■ **Exercise inputs**:

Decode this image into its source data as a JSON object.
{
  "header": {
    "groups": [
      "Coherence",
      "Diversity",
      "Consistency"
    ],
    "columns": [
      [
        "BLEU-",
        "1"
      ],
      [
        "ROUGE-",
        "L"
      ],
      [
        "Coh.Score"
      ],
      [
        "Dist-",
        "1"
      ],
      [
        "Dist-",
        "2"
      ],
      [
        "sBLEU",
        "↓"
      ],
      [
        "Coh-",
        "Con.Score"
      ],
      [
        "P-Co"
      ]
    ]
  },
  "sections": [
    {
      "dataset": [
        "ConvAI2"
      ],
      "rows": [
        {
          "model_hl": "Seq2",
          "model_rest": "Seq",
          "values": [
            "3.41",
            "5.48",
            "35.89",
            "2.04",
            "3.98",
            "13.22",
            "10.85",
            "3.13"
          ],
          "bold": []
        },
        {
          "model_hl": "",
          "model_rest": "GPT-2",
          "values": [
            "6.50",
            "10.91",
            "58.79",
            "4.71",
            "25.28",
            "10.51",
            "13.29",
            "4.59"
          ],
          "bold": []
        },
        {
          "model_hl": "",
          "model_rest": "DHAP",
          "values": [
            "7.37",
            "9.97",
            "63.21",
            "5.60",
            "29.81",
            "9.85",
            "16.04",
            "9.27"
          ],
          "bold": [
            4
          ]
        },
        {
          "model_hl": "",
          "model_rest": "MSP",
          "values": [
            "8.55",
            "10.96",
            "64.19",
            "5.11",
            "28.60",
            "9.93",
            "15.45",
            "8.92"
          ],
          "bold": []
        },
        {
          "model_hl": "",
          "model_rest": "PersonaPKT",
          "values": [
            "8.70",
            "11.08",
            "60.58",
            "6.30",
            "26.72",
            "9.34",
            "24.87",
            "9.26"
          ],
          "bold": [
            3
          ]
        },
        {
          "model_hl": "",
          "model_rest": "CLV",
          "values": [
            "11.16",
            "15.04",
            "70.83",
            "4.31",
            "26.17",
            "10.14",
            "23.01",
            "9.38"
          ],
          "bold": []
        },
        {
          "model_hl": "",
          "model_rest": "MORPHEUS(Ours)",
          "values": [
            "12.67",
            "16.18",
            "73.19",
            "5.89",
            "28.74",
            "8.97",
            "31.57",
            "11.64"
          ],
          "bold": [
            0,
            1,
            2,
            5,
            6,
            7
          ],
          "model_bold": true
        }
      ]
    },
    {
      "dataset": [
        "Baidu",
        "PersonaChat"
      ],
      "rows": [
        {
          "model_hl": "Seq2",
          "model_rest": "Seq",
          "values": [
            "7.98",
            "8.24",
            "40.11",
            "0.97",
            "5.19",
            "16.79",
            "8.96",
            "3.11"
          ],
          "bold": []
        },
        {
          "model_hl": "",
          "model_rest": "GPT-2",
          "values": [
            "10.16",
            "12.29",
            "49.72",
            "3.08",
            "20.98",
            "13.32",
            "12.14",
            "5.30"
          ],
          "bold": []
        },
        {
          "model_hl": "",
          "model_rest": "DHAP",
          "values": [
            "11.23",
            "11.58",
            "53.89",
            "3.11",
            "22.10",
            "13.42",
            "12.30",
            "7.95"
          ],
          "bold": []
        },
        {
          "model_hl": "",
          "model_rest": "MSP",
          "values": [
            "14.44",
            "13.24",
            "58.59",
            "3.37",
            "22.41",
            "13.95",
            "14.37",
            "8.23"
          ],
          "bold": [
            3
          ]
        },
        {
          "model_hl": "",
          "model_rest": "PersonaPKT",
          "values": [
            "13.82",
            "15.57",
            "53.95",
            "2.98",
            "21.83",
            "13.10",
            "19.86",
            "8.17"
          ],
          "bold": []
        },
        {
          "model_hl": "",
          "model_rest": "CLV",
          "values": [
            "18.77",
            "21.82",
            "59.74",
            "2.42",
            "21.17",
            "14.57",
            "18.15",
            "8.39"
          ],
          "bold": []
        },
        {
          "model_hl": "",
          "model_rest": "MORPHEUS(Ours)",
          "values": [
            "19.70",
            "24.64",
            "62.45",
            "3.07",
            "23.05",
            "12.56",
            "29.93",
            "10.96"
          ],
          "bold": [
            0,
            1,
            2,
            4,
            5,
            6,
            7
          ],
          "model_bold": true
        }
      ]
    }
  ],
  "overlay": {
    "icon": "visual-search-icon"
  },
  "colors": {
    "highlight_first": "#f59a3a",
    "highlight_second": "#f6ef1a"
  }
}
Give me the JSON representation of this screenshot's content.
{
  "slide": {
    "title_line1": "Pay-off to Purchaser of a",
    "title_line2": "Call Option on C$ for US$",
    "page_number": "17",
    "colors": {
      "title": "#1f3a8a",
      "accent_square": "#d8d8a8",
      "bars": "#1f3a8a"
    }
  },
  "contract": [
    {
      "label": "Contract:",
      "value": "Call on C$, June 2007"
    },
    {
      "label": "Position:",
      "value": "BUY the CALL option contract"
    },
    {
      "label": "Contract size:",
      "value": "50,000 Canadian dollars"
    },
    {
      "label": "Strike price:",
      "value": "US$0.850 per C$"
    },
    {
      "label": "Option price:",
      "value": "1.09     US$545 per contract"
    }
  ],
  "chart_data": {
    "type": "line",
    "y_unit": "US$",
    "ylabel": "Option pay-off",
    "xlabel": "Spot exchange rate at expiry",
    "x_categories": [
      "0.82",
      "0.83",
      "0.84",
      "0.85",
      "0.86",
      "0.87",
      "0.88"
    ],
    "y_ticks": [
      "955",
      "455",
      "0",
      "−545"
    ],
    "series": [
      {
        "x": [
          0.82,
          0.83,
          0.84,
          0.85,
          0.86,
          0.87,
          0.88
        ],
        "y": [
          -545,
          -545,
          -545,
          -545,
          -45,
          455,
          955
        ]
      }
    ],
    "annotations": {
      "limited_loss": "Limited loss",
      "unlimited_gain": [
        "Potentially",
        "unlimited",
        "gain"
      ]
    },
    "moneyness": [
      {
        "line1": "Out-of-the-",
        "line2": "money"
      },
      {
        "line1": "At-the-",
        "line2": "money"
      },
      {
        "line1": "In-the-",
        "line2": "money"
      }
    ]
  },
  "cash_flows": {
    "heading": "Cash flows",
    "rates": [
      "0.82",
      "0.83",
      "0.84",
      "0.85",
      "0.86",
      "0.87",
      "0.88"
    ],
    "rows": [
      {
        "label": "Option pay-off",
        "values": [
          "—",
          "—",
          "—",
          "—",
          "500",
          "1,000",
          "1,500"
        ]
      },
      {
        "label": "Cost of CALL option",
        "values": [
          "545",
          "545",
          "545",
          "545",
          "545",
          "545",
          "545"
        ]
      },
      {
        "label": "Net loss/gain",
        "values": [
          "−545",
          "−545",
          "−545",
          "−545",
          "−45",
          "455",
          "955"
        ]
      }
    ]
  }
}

■ **Stated problem**:
Count the lines above that contain the word "this", and reply with only that number.

■ **Task solution**:
2